### Trecho do texto
-------

Monday, July 11, 2011

PADRÕES QUE PREJUDICAM ATLETAS PARA POPULARIZAR O ESPORTE

Rosana do Brasil comemora gol contra a Austrália

Como você e boa parte do mundo não sabem, começou no final de junho e vai até 17 de julho o Mundial Feminino de Futebol, que se passa na Alemanha. É como uma Copa do Mundo de boleiras. O Brasil é uma das grandes seleções, sempre tem chance de medalha, e conta com a Marta, eleita a melhor jogadora do planeta pela quinta vez consecutiva, uma atleta de nível tão fantástico que poderia jogar tranquilamente na seleção masculina (embora essa seleção que paralisa o país a cada quatro anos não tenha a palavra masculina no nome, porque não precisa: masculino é o padrão desejável. Tipo assim: se, num supermercado, há uma placa para “desodorante” e outra para “desodorante pra mulheres”, a gente vai achar que a primeira placa se refere a desodorante pra quem? Isso funciona pra outras espécies do padrão dominante. Quando a gente fala de cor, só precisa citar se não estiver falando da cor branca. O neutro é branco, entende? O mesmo vale pra orientação sexual. A gente só precisa especificar se estiver se referindo ao que é fora do padrão. Você nunca teve de dizer “Eu vi um casal hétero na rua”, teve?).
Bom, quando o Mundial Feminino começou, admito que nem fiquei sabendo. Mas eu tava viajando! Qual é a sua desculpa? Ok, não é culpa individual de ninguém. O futebol feminino no Brasil é estigmatizado. Como é visto como um esporte masculino, as mulheres que o praticam só podem ser masculinas também, ou seja, na visão torpe do senso comum, lésbicas. Esse é um ponto. Mas é estigmatizado também porque futebol é esporte de pobre, e a classe média, que é quem determina o que é ou não de bom gosto, só gosta de pobre quando ela limpa a sua casa ou ele lava o seu carro. Futebol é um esporte barato. Tudo que se precisa é de uma bola. Então atrai aquela gente diferenciada, aquela pra qual a gente torce o nariz, balança a cabeça e diz: “Você pode tirar o pobre da favela, mas não pode tirar a favela do pobre”. A miséria fica impregnada na alma. E graças aos céus essa alma é visível, e a gente vê de longe, pela cor, pelo cabelo, que esse pessoal que corre atrás da bola não tem ascendência europeia. Ter ascendência africana? Coisa de pobre.

-------

### Itens extraídos
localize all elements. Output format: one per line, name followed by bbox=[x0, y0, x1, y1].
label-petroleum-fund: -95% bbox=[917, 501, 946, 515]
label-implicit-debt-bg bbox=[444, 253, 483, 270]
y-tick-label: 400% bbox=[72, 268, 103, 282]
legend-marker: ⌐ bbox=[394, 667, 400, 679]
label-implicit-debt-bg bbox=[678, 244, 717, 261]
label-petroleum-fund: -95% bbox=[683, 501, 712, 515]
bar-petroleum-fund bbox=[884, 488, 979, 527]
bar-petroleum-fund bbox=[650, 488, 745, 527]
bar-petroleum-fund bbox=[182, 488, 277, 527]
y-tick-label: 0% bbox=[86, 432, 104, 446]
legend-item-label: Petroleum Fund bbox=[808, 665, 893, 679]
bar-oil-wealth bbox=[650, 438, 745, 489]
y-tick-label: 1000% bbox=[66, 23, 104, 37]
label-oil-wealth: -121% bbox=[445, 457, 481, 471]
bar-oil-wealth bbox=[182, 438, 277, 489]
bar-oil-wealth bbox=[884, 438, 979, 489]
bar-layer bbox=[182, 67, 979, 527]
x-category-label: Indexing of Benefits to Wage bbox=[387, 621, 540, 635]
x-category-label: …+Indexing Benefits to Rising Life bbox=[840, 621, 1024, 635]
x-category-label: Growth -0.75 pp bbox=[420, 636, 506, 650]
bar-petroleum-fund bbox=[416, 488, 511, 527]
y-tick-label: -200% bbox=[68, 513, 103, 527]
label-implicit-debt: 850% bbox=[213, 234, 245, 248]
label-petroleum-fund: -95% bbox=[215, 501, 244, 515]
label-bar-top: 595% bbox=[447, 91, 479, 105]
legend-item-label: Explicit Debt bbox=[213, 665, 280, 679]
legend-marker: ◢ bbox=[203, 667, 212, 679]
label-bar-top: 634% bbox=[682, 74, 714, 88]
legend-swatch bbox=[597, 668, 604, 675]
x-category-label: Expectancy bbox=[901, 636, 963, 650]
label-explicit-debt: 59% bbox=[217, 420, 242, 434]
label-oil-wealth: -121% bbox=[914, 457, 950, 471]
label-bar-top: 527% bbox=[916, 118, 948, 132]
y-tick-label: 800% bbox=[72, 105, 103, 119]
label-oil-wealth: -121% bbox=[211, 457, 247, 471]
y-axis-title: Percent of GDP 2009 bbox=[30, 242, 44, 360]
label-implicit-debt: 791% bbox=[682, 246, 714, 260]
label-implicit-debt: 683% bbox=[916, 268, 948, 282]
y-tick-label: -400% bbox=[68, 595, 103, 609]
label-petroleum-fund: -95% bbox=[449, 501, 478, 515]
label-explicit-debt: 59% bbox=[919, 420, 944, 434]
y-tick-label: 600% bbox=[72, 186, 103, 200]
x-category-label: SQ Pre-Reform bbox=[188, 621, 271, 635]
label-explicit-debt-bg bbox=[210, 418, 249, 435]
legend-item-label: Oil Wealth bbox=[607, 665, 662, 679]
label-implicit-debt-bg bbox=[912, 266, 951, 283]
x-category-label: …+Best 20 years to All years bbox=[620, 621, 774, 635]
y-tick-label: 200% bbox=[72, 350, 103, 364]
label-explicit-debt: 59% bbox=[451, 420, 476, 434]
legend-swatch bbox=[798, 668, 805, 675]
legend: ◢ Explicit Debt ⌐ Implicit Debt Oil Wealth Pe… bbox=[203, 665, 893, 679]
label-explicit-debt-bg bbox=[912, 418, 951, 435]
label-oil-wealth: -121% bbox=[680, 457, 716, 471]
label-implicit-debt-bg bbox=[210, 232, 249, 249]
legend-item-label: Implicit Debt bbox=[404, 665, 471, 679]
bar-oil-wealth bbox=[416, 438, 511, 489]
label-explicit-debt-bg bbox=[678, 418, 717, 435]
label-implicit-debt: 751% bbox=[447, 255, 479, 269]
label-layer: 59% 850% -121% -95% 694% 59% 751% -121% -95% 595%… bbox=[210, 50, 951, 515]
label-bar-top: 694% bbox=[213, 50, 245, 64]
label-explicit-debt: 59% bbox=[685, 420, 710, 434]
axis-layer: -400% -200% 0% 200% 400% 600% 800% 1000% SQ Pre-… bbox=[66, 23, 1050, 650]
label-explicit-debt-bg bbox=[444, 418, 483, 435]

-------

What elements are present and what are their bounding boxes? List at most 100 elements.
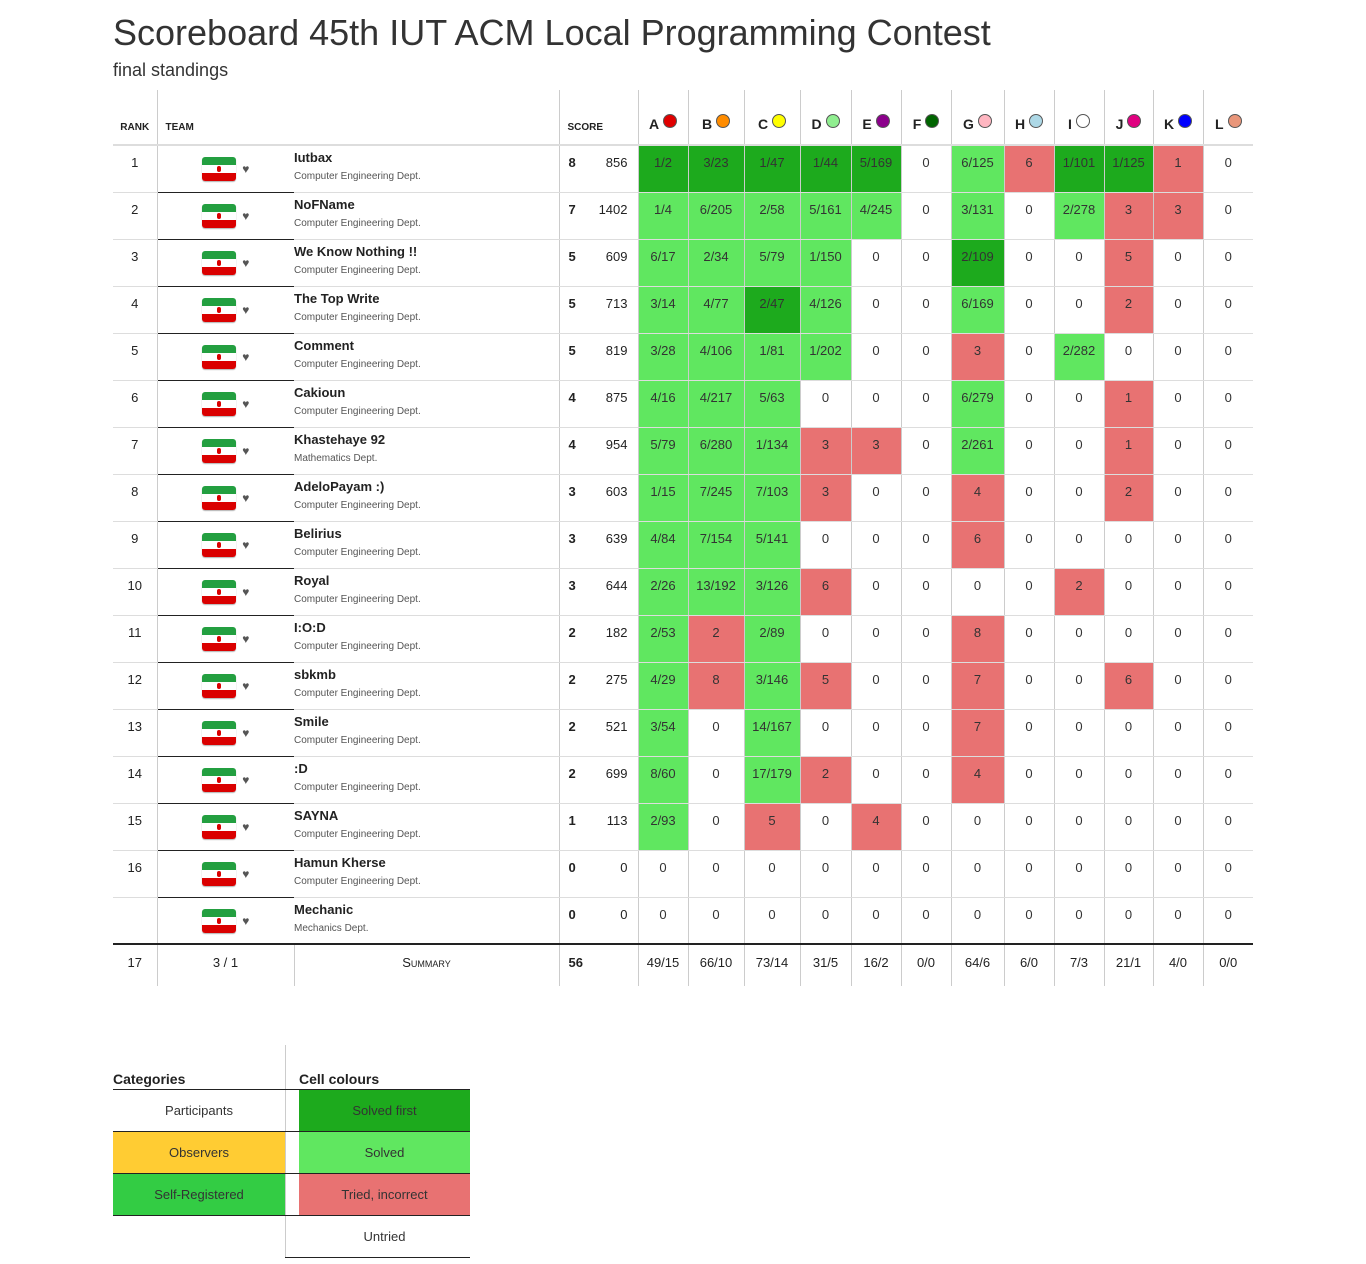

-------

Responda a estas perguntas com base no texto sobre o futebol feminino:
1. Em que país se passa o Mundial Feminino de Futebol?
2. Pela quantas vez consecutiva Marta foi eleita a melhor jogadora do planeta?
3. Segundo o texto, do que se precisa para jogar futebol?
Os itens não entram em nada disto.

### Resolução da tarefa
1. Na Alemanha.
2. Pela quinta vez consecutiva.
3. De uma bola.